THE REQUEST. Scan the lines and state how many carry "What". Leave out everything but the number.

★ ★ ★ ★ ★

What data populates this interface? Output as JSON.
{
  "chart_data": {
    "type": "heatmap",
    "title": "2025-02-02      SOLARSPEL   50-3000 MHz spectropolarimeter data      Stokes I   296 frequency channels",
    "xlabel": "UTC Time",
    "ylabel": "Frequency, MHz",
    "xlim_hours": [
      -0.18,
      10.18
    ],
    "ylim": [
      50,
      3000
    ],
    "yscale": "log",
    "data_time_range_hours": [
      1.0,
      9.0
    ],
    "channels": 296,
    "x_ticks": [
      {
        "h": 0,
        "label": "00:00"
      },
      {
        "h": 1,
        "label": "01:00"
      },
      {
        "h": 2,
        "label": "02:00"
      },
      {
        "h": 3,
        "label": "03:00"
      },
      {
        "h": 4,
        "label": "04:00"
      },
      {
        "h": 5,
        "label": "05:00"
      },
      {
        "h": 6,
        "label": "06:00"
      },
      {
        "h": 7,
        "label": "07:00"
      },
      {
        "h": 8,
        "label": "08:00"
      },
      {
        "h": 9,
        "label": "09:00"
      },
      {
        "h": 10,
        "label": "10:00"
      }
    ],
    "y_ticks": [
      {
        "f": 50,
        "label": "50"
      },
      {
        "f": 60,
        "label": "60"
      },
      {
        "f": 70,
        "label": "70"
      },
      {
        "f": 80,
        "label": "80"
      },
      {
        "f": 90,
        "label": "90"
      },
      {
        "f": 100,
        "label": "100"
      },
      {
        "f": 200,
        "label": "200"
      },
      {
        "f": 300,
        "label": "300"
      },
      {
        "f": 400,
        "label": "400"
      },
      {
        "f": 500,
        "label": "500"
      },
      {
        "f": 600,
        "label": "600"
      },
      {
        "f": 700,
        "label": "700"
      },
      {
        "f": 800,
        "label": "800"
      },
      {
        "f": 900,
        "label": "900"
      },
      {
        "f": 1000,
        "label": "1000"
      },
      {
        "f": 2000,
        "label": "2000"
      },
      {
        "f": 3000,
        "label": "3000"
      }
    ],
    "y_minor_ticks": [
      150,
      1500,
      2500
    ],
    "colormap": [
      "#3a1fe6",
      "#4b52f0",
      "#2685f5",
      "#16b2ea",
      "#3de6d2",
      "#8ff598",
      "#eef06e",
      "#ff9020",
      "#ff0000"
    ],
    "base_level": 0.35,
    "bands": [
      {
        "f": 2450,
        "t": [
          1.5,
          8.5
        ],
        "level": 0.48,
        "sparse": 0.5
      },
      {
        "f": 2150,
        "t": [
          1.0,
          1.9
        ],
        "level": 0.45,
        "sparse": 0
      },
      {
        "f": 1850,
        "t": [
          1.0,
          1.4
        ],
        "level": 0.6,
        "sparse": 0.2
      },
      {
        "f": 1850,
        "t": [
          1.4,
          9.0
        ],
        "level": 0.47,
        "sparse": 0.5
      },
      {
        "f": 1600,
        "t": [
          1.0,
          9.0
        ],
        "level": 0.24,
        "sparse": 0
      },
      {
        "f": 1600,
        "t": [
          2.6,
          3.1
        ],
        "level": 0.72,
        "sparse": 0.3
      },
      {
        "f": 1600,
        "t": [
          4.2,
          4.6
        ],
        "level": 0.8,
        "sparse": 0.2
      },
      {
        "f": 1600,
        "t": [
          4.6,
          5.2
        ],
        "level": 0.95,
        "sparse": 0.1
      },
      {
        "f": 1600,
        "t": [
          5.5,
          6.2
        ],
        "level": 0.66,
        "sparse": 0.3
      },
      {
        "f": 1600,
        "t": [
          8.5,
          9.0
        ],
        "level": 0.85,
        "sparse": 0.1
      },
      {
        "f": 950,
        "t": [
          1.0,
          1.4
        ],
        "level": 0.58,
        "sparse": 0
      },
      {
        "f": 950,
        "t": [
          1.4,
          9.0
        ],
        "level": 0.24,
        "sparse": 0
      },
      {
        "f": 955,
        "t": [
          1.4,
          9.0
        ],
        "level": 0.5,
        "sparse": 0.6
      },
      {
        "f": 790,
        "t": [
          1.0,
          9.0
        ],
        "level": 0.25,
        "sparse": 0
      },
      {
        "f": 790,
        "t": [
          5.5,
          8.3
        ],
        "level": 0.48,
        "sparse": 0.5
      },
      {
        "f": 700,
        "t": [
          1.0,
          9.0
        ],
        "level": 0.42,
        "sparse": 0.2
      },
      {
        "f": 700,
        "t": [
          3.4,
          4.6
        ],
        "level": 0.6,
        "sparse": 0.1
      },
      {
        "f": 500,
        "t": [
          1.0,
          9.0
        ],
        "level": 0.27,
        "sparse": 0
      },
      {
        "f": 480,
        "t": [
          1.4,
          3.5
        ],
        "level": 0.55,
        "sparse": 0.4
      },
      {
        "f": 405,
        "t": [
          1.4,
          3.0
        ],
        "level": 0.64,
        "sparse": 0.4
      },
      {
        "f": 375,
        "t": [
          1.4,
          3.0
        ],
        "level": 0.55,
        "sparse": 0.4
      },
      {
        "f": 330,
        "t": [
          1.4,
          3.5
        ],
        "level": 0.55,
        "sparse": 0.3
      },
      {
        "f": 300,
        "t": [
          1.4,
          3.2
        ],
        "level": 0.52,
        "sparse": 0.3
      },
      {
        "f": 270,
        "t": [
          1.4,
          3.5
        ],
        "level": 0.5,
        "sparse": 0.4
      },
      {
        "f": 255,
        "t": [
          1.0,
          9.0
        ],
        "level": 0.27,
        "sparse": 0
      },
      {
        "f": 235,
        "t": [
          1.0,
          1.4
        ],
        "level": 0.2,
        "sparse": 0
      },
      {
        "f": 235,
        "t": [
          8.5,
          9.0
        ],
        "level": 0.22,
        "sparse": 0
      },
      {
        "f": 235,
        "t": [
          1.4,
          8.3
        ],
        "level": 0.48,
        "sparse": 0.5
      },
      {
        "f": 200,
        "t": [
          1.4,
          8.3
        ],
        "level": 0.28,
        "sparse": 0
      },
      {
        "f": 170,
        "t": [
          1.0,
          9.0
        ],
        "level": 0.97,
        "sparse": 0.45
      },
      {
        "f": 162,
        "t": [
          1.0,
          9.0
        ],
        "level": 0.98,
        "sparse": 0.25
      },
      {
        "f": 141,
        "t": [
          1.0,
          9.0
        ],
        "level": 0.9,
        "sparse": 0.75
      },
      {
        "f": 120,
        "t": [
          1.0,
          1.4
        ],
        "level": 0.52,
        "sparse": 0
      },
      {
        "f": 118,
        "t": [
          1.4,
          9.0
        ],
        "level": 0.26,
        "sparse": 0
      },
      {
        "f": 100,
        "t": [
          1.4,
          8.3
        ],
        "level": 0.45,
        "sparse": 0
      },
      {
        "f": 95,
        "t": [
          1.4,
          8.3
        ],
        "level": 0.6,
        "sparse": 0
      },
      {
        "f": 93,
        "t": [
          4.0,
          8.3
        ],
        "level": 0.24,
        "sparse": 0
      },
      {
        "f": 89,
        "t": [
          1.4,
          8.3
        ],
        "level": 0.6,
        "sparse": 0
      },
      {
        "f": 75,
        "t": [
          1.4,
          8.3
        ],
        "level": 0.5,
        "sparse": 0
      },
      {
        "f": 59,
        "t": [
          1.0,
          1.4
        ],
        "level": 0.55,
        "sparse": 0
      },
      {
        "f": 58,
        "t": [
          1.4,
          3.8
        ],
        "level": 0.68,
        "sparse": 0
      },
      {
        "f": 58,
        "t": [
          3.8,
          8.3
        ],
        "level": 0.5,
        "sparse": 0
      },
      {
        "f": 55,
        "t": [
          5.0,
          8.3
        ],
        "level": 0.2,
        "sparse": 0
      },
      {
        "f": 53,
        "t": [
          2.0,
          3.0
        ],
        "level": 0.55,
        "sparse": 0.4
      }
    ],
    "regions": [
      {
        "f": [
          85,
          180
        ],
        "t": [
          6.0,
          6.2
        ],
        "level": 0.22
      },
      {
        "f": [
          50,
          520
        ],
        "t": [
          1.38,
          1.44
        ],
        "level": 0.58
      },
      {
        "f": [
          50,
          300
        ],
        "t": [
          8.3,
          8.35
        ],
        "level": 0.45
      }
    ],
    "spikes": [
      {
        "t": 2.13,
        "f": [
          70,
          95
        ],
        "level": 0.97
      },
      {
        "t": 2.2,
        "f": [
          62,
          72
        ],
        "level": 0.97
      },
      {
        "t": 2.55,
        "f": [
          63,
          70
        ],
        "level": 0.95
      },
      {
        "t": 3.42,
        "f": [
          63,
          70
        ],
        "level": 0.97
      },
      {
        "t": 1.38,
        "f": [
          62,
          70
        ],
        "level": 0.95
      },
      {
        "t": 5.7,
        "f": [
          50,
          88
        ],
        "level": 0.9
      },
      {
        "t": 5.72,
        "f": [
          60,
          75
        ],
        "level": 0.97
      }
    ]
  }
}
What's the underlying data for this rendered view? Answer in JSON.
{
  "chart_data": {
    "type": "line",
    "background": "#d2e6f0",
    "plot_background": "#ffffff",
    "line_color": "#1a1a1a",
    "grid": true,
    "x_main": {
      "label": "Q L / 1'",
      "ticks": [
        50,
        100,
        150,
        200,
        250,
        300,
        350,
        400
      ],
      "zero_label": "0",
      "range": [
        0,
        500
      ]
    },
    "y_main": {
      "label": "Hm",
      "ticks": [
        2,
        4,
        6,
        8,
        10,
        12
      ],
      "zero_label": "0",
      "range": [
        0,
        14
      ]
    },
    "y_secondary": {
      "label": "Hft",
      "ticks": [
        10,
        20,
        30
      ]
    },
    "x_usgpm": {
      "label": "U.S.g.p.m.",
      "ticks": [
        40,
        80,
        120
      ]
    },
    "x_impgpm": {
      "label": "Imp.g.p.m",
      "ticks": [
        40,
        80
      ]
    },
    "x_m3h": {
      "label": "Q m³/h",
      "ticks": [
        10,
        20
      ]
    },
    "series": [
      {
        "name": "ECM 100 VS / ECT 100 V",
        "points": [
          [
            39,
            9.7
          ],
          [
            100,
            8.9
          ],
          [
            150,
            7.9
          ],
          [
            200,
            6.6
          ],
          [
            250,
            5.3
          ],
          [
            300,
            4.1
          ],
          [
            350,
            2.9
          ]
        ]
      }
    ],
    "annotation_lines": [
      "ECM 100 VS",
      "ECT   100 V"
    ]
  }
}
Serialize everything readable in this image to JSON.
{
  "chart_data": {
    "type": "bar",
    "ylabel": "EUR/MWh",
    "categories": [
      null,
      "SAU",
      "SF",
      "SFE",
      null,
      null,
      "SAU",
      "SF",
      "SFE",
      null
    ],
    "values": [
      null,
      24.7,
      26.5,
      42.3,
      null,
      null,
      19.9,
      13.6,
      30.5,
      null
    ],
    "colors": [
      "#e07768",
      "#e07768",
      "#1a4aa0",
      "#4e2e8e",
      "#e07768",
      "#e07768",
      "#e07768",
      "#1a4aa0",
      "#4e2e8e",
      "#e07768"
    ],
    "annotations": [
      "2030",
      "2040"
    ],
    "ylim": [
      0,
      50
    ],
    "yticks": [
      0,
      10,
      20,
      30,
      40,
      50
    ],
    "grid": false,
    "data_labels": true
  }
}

★ ★ ★ ★ ★

RESPONSE FOR THIS EXERCISE. 2